# What to produce:
Using the records that follow, work out the number of lines with the word "ylabel" in them; reply with that number only.

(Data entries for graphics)
▼

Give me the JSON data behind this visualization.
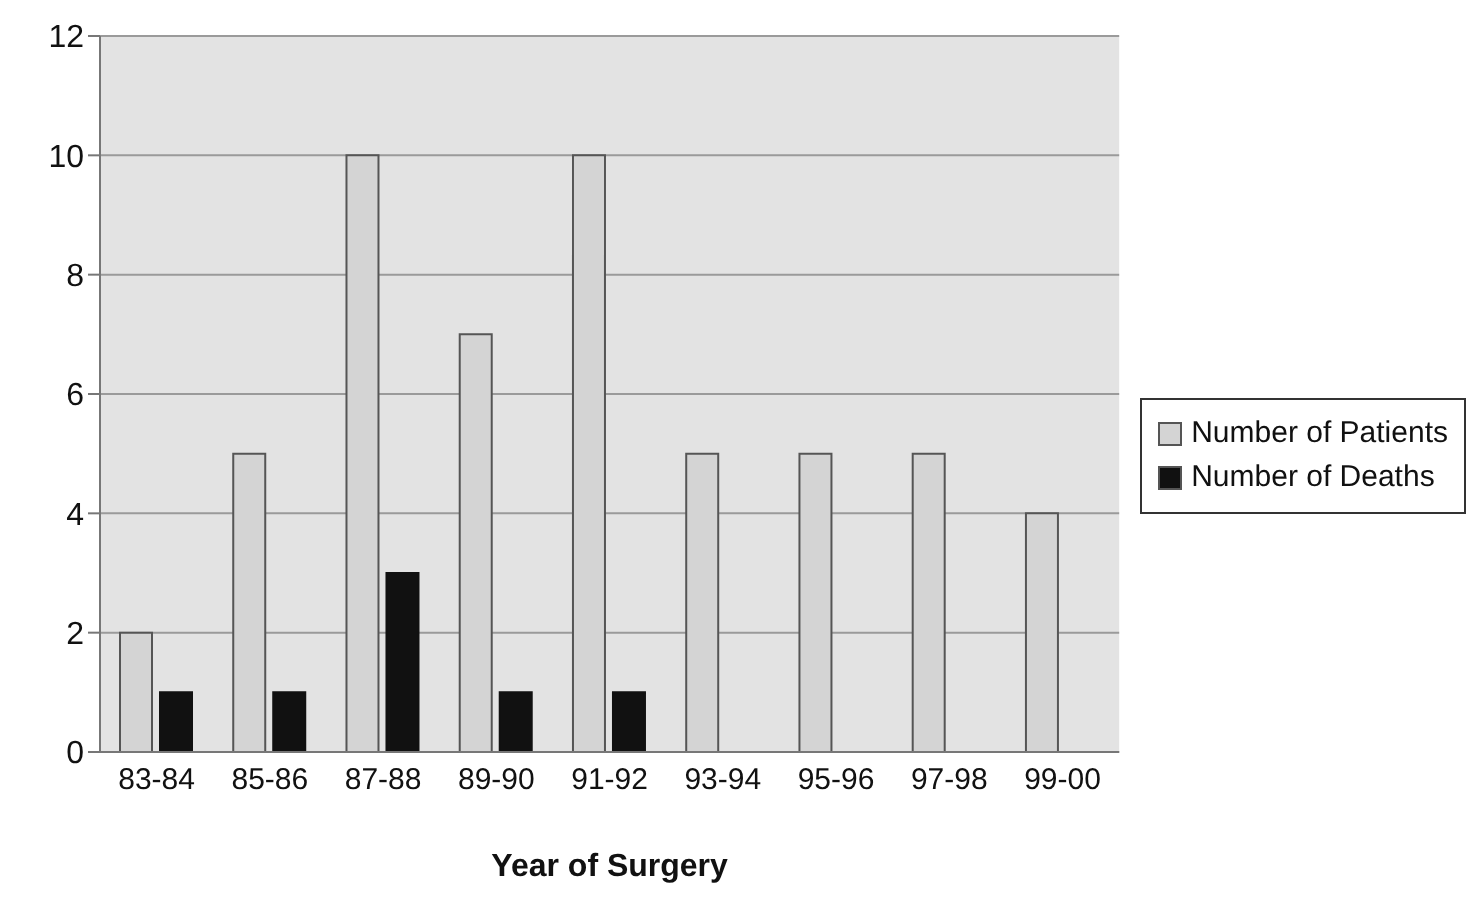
{
  "chart_data": {
    "type": "bar",
    "xlabel": "Year of Surgery",
    "categories": [
      "83-84",
      "85-86",
      "87-88",
      "89-90",
      "91-92",
      "93-94",
      "95-96",
      "97-98",
      "99-00"
    ],
    "series": [
      {
        "name": "Number of Patients",
        "color": "#d4d4d4",
        "values": [
          2,
          5,
          10,
          7,
          10,
          5,
          5,
          5,
          4
        ]
      },
      {
        "name": "Number of Deaths",
        "color": "#111111",
        "values": [
          1,
          1,
          3,
          1,
          1,
          null,
          null,
          null,
          null
        ]
      }
    ],
    "ylim": [
      0,
      12
    ],
    "yticks": [
      0,
      2,
      4,
      6,
      8,
      10,
      12
    ],
    "grid": "y",
    "legend": "right"
  }
}
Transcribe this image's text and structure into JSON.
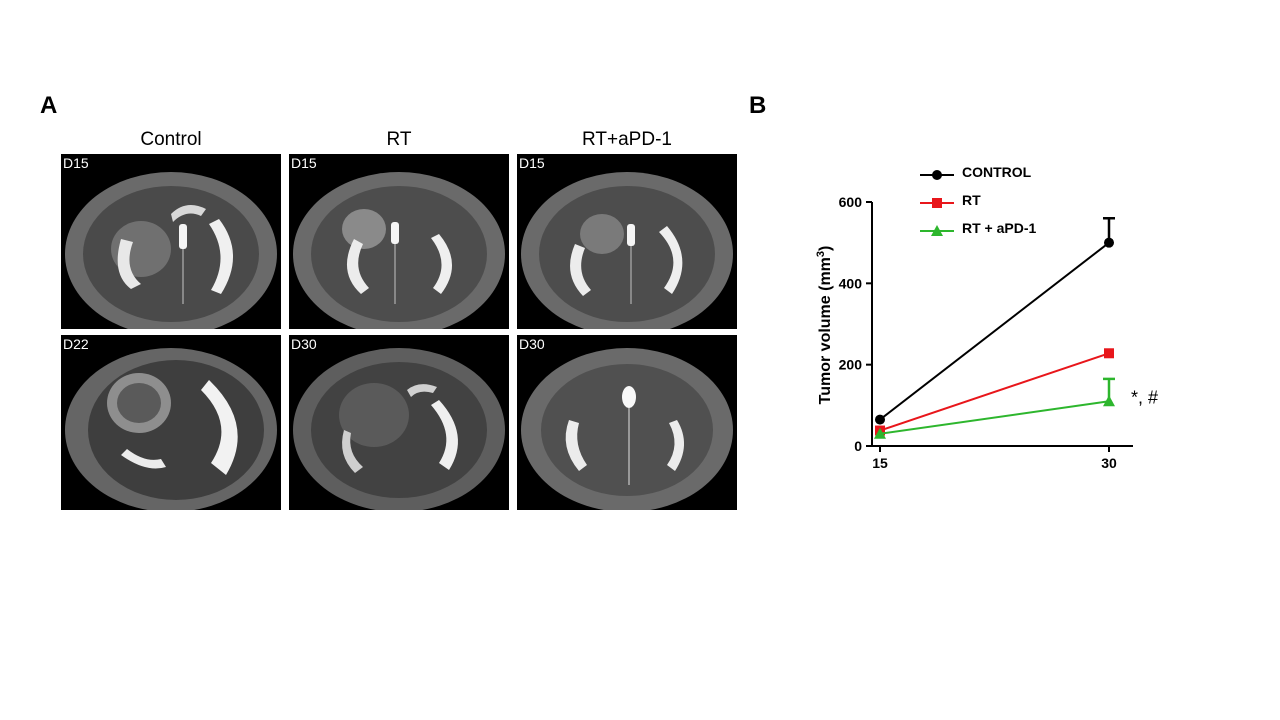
{
  "panel_a": {
    "letter": "A",
    "columns": [
      "Control",
      "RT",
      "RT+aPD-1"
    ],
    "images": [
      {
        "day": "D15",
        "group": "Control"
      },
      {
        "day": "D15",
        "group": "RT"
      },
      {
        "day": "D15",
        "group": "RT+aPD-1"
      },
      {
        "day": "D22",
        "group": "Control"
      },
      {
        "day": "D30",
        "group": "RT"
      },
      {
        "day": "D30",
        "group": "RT+aPD-1"
      }
    ]
  },
  "panel_b": {
    "letter": "B"
  },
  "chart_data": {
    "type": "line",
    "x": [
      15,
      30
    ],
    "xticks": [
      "15",
      "30"
    ],
    "ylabel": "Tumor volume (mm3)",
    "ylim": [
      0,
      600
    ],
    "yticks": [
      "0",
      "200",
      "400",
      "600"
    ],
    "grid": false,
    "legend": "top-left",
    "series": [
      {
        "name": "CONTROL",
        "values": [
          65,
          500
        ],
        "error": [
          0,
          60
        ],
        "color": "#000000",
        "marker": "circle"
      },
      {
        "name": "RT",
        "values": [
          38,
          228
        ],
        "error": [
          0,
          0
        ],
        "color": "#e8161b",
        "marker": "square"
      },
      {
        "name": "RT + aPD-1",
        "values": [
          30,
          110
        ],
        "error": [
          0,
          55
        ],
        "color": "#2db62d",
        "marker": "triangle"
      }
    ],
    "annotation": "*, #"
  }
}
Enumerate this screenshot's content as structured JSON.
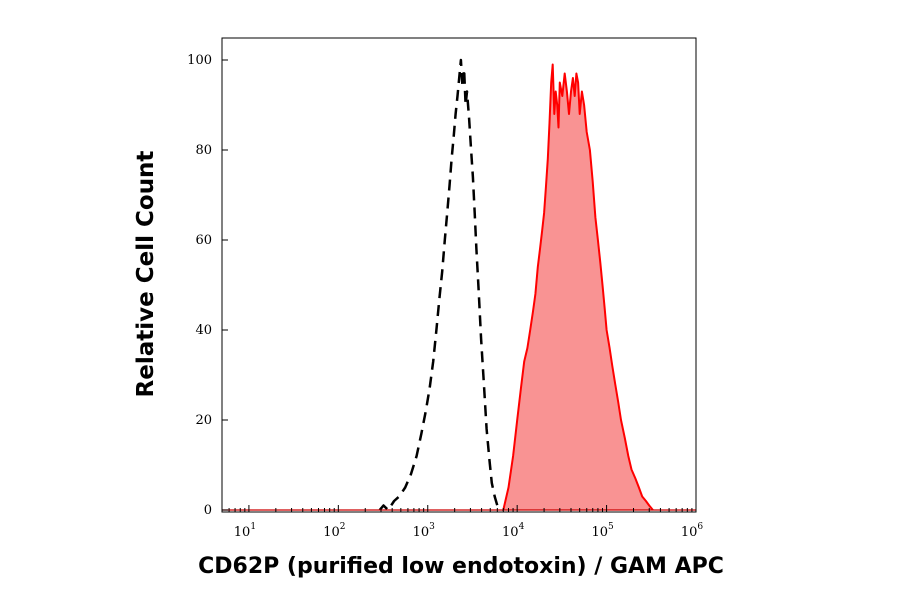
{
  "chart_data": {
    "type": "area",
    "title": "",
    "xlabel": "CD62P (purified low endotoxin) / GAM APC",
    "ylabel": "Relative Cell Count",
    "xscale": "log",
    "xlim": [
      5,
      1000000
    ],
    "ylim": [
      0,
      100
    ],
    "xticks": [
      {
        "base": "10",
        "exp": "1",
        "value": 10
      },
      {
        "base": "10",
        "exp": "2",
        "value": 100
      },
      {
        "base": "10",
        "exp": "3",
        "value": 1000
      },
      {
        "base": "10",
        "exp": "4",
        "value": 10000
      },
      {
        "base": "10",
        "exp": "5",
        "value": 100000
      },
      {
        "base": "10",
        "exp": "6",
        "value": 1000000
      }
    ],
    "yticks": [
      "0",
      "20",
      "40",
      "60",
      "80",
      "100"
    ],
    "grid": false,
    "series": [
      {
        "style": "dashed",
        "color": "#000000",
        "fill": "none",
        "x": [
          290,
          320,
          360,
          420,
          480,
          560,
          650,
          750,
          850,
          950,
          1050,
          1150,
          1250,
          1350,
          1450,
          1550,
          1650,
          1750,
          1850,
          1950,
          2050,
          2150,
          2250,
          2350,
          2450,
          2550,
          2650,
          2750,
          2900,
          3050,
          3200,
          3350,
          3500,
          3700,
          3950,
          4250,
          4550,
          4900,
          5200,
          5600,
          6000,
          6500,
          7000
        ],
        "y": [
          0,
          1,
          0,
          2,
          3,
          5,
          8,
          12,
          17,
          22,
          27,
          33,
          40,
          47,
          53,
          60,
          66,
          72,
          78,
          83,
          88,
          92,
          96,
          100,
          94,
          98,
          90,
          93,
          87,
          80,
          74,
          66,
          58,
          49,
          38,
          28,
          18,
          11,
          6,
          3,
          1,
          0.5,
          0
        ]
      },
      {
        "style": "solid",
        "color": "#ff0000",
        "fill": "#f99393",
        "x": [
          7000,
          8000,
          9000,
          10000,
          11000,
          12000,
          13000,
          14000,
          15000,
          16000,
          17000,
          18000,
          19000,
          20000,
          21000,
          22000,
          23000,
          24000,
          25000,
          26000,
          27000,
          28000,
          29000,
          30000,
          32000,
          34000,
          36000,
          38000,
          40000,
          42000,
          44000,
          46000,
          48000,
          50000,
          53000,
          56000,
          60000,
          65000,
          70000,
          75000,
          80000,
          85000,
          90000,
          95000,
          100000,
          108000,
          116000,
          125000,
          135000,
          145000,
          160000,
          175000,
          190000,
          210000,
          230000,
          250000,
          275000,
          300000,
          330000
        ],
        "y": [
          0,
          5,
          12,
          20,
          27,
          33,
          36,
          40,
          44,
          48,
          54,
          58,
          62,
          66,
          72,
          78,
          86,
          95,
          99,
          88,
          93,
          90,
          85,
          95,
          92,
          97,
          93,
          88,
          93,
          96,
          92,
          97,
          95,
          88,
          93,
          90,
          84,
          80,
          73,
          65,
          60,
          55,
          50,
          45,
          40,
          36,
          32,
          28,
          24,
          20,
          16,
          12,
          9,
          7,
          5,
          3,
          2,
          1,
          0
        ]
      }
    ]
  }
}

▲

# Result below:
2